SOURCE DATA:
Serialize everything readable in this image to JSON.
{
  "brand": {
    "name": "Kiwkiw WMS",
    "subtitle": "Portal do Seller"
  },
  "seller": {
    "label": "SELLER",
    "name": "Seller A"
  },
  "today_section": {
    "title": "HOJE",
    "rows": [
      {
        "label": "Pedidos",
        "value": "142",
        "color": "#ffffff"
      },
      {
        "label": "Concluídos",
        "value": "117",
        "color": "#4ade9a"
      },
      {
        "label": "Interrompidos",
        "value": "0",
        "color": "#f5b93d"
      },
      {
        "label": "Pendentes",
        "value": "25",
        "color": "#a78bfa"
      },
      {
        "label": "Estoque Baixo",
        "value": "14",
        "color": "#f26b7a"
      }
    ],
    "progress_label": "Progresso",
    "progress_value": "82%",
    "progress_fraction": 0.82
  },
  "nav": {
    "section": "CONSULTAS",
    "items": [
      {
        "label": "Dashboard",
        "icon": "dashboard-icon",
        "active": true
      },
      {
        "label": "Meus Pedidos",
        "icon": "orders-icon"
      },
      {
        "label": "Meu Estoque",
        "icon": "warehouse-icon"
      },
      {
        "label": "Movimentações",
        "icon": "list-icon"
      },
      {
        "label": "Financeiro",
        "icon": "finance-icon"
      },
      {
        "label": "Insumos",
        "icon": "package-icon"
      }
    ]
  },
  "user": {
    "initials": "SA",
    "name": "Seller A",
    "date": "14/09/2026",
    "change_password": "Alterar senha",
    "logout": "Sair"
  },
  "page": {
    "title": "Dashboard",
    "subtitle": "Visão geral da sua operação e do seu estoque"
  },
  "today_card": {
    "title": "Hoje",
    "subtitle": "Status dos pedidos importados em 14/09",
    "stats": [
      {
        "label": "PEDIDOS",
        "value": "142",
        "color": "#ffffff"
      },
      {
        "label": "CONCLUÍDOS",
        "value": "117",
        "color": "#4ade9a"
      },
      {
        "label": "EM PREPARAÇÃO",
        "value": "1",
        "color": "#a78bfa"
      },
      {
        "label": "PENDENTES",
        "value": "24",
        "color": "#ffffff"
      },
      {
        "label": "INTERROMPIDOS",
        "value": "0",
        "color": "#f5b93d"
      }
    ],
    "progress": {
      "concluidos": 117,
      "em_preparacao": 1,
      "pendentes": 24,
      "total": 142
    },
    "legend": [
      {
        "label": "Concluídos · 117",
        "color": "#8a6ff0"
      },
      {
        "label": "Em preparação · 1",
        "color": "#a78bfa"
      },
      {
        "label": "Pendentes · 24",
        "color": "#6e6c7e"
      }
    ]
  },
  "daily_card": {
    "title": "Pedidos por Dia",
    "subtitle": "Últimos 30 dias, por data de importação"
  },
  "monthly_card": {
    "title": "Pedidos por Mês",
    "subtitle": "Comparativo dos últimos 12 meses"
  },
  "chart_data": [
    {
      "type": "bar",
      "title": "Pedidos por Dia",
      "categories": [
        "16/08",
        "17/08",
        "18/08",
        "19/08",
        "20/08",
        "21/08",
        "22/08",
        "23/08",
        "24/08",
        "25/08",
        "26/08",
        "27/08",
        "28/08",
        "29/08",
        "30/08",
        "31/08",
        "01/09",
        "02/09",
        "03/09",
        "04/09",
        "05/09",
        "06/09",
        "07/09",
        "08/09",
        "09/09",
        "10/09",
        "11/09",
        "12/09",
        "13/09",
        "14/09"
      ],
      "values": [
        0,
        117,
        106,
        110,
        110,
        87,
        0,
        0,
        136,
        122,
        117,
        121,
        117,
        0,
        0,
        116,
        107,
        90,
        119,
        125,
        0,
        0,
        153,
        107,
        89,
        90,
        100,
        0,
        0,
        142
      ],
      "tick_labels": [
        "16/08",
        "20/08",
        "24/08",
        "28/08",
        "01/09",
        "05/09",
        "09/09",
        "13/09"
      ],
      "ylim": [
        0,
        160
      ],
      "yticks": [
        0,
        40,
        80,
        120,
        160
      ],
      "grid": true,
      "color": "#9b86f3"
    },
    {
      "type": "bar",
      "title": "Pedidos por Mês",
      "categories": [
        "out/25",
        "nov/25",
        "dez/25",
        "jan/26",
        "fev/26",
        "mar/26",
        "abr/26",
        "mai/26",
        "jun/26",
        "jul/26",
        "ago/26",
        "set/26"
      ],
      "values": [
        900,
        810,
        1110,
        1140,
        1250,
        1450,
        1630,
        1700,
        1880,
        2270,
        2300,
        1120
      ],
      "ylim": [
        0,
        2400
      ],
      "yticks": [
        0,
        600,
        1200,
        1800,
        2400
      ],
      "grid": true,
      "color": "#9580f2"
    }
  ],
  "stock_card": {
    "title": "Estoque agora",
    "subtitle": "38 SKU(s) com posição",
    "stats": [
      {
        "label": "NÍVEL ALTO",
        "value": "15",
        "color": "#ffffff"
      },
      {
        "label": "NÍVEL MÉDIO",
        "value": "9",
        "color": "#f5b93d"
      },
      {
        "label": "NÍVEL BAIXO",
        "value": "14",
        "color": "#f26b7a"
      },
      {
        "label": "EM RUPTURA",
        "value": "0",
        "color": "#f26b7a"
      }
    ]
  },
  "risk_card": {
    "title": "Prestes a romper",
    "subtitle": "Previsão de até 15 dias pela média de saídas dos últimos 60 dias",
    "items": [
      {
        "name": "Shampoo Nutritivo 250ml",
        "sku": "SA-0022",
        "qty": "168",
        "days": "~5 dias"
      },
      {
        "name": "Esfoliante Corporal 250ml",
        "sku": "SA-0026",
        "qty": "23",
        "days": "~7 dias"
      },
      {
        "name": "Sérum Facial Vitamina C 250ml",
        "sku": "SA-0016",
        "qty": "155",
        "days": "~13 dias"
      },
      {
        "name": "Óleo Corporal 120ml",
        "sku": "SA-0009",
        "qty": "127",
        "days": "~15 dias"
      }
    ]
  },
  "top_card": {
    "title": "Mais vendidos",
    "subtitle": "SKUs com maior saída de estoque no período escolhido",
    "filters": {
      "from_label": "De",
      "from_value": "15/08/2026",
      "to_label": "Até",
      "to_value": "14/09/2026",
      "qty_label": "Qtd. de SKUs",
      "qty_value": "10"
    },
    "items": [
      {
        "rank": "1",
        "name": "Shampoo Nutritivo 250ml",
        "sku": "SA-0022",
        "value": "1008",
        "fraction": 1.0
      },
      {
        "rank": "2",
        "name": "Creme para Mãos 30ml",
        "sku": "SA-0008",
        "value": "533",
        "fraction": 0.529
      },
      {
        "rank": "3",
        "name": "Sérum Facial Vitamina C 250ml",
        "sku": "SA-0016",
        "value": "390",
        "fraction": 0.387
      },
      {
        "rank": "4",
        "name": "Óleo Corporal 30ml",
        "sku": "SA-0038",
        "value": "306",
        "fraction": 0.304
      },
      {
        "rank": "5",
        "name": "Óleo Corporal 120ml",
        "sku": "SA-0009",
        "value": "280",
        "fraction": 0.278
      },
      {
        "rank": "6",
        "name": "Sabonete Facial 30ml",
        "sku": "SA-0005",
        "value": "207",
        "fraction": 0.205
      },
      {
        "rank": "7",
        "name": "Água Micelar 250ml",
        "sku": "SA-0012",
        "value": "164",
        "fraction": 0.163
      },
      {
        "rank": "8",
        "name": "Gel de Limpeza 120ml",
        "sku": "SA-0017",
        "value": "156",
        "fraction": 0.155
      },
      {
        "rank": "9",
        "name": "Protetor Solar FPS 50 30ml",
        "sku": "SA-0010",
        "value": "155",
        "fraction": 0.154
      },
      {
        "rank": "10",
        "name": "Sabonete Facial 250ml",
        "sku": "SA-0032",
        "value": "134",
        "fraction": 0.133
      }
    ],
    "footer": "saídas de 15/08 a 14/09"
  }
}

PROBLEM STATEMENT: Work out how many lines of the material above contain the word "subtitle", then give only that figure.

RESPONSE BELOW: 8